* Exercise aim
Keep only the rows below that contain the string "more", and copy each one out in full.

— START OF Extracted information —

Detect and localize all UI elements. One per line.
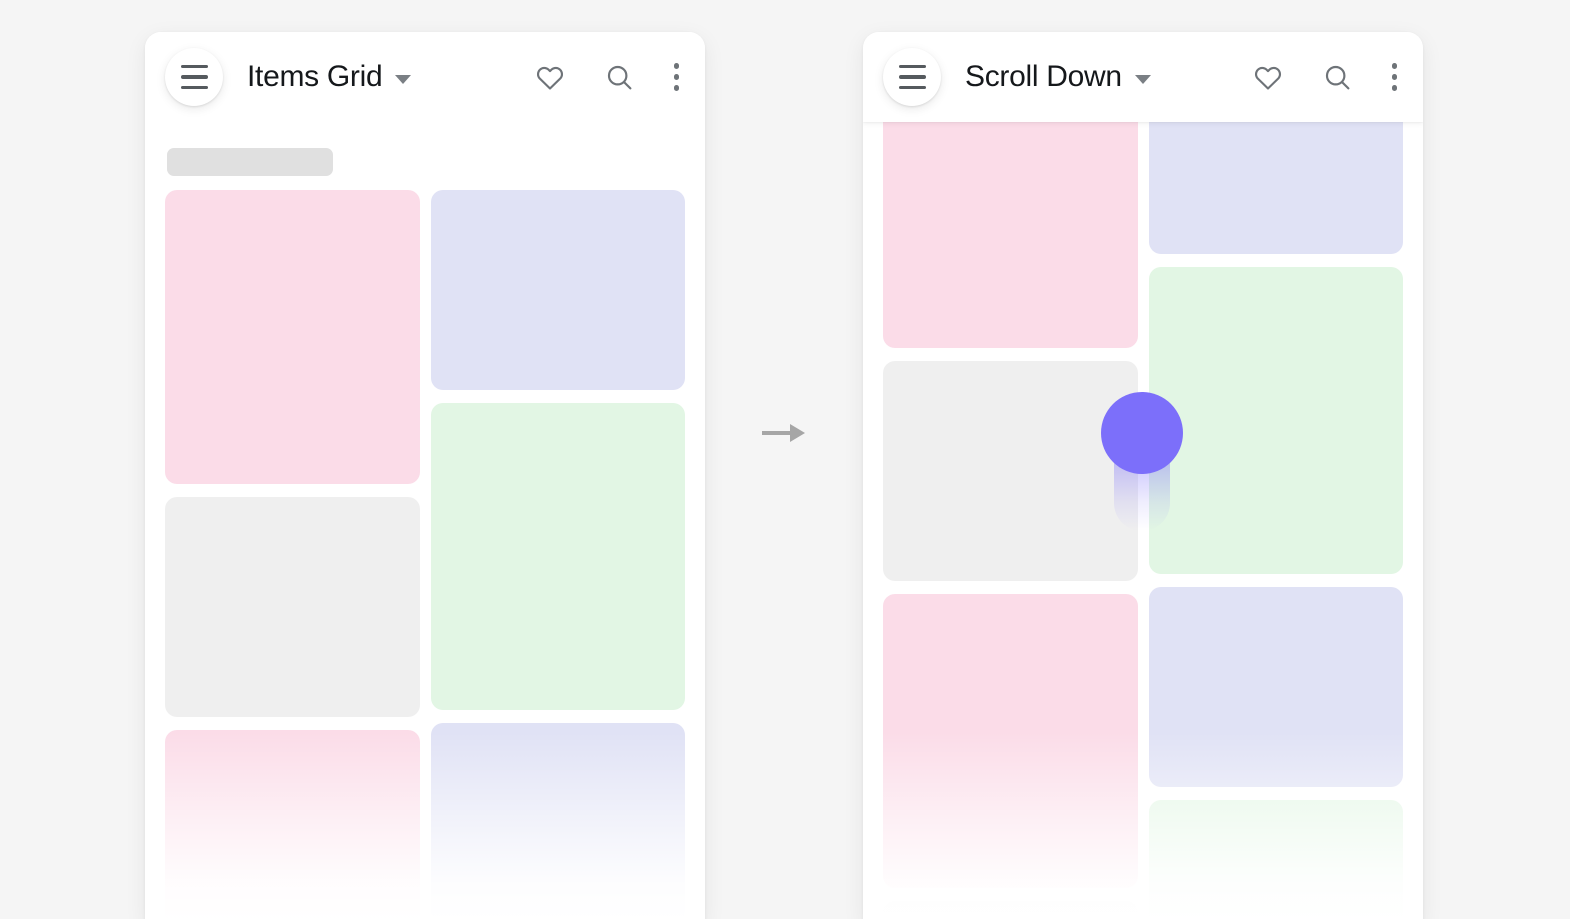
arrow-shaft (762, 431, 790, 435)
skeleton-placeholder-bar (167, 148, 333, 176)
app-bar-before: Items Grid (145, 32, 705, 122)
grid-tile[interactable] (430, 403, 685, 710)
grid-tile[interactable] (430, 723, 685, 919)
grid-tile[interactable] (165, 497, 420, 717)
chevron-down-icon[interactable] (395, 74, 412, 84)
arrow-head (790, 424, 805, 442)
phone-panel-before: Items Grid (145, 32, 705, 919)
grid-tile[interactable] (883, 122, 1138, 348)
comparison-stage: Items Grid Scroll Down (0, 0, 1570, 919)
grid-tile[interactable] (1148, 122, 1403, 254)
phone-panel-after: Scroll Down (863, 32, 1423, 919)
more-vertical-icon[interactable] (673, 63, 679, 91)
search-icon[interactable] (1323, 63, 1352, 92)
grid-tile[interactable] (883, 594, 1138, 888)
chevron-down-icon[interactable] (1134, 74, 1151, 84)
search-icon[interactable] (605, 63, 634, 92)
grid-tile[interactable] (165, 190, 420, 484)
hamburger-menu-icon[interactable] (165, 48, 223, 106)
grid-tile[interactable] (430, 190, 685, 390)
hamburger-menu-icon[interactable] (883, 48, 941, 106)
items-grid-after (883, 122, 1403, 919)
grid-tile[interactable] (883, 361, 1138, 581)
grid-tile[interactable] (1148, 267, 1403, 574)
heart-icon[interactable] (1253, 63, 1283, 91)
grid-tile[interactable] (1148, 587, 1403, 787)
grid-tile[interactable] (1148, 800, 1403, 919)
items-grid-before (165, 190, 685, 919)
grid-viewport-before[interactable] (145, 122, 705, 919)
grid-tile[interactable] (165, 730, 420, 919)
heart-icon[interactable] (535, 63, 565, 91)
title-dropdown-before[interactable]: Items Grid (247, 60, 535, 94)
title-dropdown-after[interactable]: Scroll Down (965, 60, 1253, 94)
more-vertical-icon[interactable] (1391, 63, 1397, 91)
app-bar-actions-before (535, 63, 679, 92)
grid-scroller-after (863, 122, 1423, 919)
grid-viewport-after[interactable] (863, 122, 1423, 919)
arrow-right-icon (762, 418, 806, 448)
app-bar-actions-after (1253, 63, 1397, 92)
app-bar-after: Scroll Down (863, 32, 1423, 122)
page-title: Items Grid (247, 60, 383, 93)
grid-tile[interactable] (883, 901, 1138, 919)
page-title: Scroll Down (965, 60, 1122, 93)
grid-scroller-before (145, 122, 705, 919)
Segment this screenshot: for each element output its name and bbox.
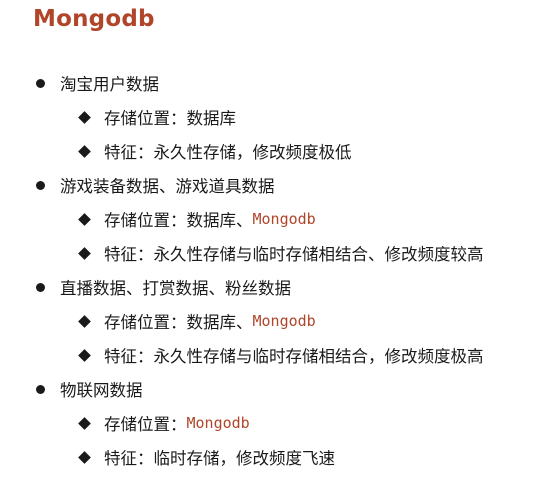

— END OF Extracted information —

* Answer
more-vertical-icon[interactable] (673, 63, 679, 91)
more-vertical-icon[interactable] (1391, 63, 1397, 91)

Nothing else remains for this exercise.